Stored data:
####
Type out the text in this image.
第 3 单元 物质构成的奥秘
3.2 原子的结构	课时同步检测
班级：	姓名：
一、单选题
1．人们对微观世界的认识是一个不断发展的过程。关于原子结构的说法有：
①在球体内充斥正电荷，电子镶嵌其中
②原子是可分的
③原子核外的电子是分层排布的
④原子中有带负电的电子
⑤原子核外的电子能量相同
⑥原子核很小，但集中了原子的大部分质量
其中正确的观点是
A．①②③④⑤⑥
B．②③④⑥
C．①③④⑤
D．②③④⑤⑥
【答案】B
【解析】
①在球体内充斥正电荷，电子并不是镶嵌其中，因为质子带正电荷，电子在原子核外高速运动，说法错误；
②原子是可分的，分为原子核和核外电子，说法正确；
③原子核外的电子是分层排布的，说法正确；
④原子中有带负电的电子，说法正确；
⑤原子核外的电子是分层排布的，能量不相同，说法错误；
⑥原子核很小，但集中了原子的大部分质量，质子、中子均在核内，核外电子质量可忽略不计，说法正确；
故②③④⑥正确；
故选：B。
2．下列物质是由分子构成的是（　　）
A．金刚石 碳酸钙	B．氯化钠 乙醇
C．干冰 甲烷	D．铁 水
####
* Your task:
Reproduce the listing above word for word.

* Problem solution:
Type out the text in this image.
第 3 单元 物质构成的奥秘
3.2 原子的结构	课时同步检测
班级：	姓名：
一、单选题
1．人们对微观世界的认识是一个不断发展的过程。关于原子结构的说法有：
①在球体内充斥正电荷，电子镶嵌其中
②原子是可分的
③原子核外的电子是分层排布的
④原子中有带负电的电子
⑤原子核外的电子能量相同
⑥原子核很小，但集中了原子的大部分质量
其中正确的观点是
A．①②③④⑤⑥
B．②③④⑥
C．①③④⑤
D．②③④⑤⑥
【答案】B
【解析】
①在球体内充斥正电荷，电子并不是镶嵌其中，因为质子带正电荷，电子在原子核外高速运动，说法错误；
②原子是可分的，分为原子核和核外电子，说法正确；
③原子核外的电子是分层排布的，说法正确；
④原子中有带负电的电子，说法正确；
⑤原子核外的电子是分层排布的，能量不相同，说法错误；
⑥原子核很小，但集中了原子的大部分质量，质子、中子均在核内，核外电子质量可忽略不计，说法正确；
故②③④⑥正确；
故选：B。
2．下列物质是由分子构成的是（　　）
A．金刚石 碳酸钙	B．氯化钠 乙醇
C．干冰 甲烷	D．铁 水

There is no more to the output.